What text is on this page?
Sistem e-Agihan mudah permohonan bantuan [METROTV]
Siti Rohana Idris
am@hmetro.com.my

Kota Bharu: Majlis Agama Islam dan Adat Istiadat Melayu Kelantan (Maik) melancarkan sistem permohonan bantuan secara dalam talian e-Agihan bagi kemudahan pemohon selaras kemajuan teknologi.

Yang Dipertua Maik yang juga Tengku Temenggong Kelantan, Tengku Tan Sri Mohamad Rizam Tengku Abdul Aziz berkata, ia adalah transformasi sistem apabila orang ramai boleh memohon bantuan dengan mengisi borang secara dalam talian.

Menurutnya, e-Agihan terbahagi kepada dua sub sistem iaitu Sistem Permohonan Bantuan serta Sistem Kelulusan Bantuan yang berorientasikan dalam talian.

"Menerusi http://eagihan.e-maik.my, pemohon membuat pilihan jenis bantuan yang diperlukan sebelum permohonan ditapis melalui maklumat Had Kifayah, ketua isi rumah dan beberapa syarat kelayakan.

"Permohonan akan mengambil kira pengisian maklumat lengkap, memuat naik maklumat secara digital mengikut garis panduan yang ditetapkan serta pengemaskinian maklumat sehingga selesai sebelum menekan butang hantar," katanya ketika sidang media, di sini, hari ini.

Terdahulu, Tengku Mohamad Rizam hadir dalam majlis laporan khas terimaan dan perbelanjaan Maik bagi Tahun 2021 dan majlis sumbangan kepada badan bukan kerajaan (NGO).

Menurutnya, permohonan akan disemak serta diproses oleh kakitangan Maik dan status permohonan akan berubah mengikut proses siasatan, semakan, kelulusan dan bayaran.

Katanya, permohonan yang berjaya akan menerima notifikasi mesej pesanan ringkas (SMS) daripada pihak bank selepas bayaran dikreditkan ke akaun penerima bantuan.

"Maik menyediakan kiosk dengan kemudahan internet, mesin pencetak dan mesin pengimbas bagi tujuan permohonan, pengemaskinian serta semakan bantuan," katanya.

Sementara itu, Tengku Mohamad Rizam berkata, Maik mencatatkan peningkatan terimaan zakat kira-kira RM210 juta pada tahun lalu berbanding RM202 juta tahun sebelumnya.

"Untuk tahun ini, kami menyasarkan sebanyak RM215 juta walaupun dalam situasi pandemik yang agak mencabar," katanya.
----
In the entries above, find every line with the word "talian" and list it.

Kota Bharu: Majlis Agama Islam dan Adat Istiadat Melayu Kelantan (Maik) melancarkan sistem permohonan bantuan secara dalam talian e-Agihan bagi kemudahan pemohon selaras kemajuan teknologi.
Yang Dipertua Maik yang juga Tengku Temenggong Kelantan, Tengku Tan Sri Mohamad Rizam Tengku Abdul Aziz berkata, ia adalah transformasi sistem apabila orang ramai boleh memohon bantuan dengan mengisi borang secara dalam talian.
Menurutnya, e-Agihan terbahagi kepada dua sub sistem iaitu Sistem Permohonan Bantuan serta Sistem Kelulusan Bantuan yang berorientasikan dalam talian.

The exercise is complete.